##### EXTRACTED DATA

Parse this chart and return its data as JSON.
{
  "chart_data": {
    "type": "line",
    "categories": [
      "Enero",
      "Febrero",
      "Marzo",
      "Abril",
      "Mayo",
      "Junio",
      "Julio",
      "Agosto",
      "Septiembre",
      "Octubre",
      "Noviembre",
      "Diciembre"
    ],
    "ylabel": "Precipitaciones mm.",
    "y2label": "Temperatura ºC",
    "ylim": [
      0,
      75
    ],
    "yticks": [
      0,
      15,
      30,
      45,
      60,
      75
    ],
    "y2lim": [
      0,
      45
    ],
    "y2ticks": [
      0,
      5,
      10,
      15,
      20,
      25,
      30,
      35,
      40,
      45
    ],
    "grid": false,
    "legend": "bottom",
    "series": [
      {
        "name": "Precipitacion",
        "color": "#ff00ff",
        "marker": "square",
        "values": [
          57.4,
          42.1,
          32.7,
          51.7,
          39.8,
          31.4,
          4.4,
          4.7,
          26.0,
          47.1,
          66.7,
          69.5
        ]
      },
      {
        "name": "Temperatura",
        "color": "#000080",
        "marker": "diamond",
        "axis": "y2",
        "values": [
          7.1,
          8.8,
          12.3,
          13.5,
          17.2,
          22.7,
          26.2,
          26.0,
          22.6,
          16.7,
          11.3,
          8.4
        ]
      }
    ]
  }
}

##########

* GOAL *
Each entry above is to be set down again in exactly the same words.

* PROBLEM SOLUTION *
Parse this chart and return its data as JSON.
{
  "chart_data": {
    "type": "line",
    "categories": [
      "Enero",
      "Febrero",
      "Marzo",
      "Abril",
      "Mayo",
      "Junio",
      "Julio",
      "Agosto",
      "Septiembre",
      "Octubre",
      "Noviembre",
      "Diciembre"
    ],
    "ylabel": "Precipitaciones mm.",
    "y2label": "Temperatura ºC",
    "ylim": [
      0,
      75
    ],
    "yticks": [
      0,
      15,
      30,
      45,
      60,
      75
    ],
    "y2lim": [
      0,
      45
    ],
    "y2ticks": [
      0,
      5,
      10,
      15,
      20,
      25,
      30,
      35,
      40,
      45
    ],
    "grid": false,
    "legend": "bottom",
    "series": [
      {
        "name": "Precipitacion",
        "color": "#ff00ff",
        "marker": "square",
        "values": [
          57.4,
          42.1,
          32.7,
          51.7,
          39.8,
          31.4,
          4.4,
          4.7,
          26.0,
          47.1,
          66.7,
          69.5
        ]
      },
      {
        "name": "Temperatura",
        "color": "#000080",
        "marker": "diamond",
        "axis": "y2",
        "values": [
          7.1,
          8.8,
          12.3,
          13.5,
          17.2,
          22.7,
          26.2,
          26.0,
          22.6,
          16.7,
          11.3,
          8.4
        ]
      }
    ]
  }
}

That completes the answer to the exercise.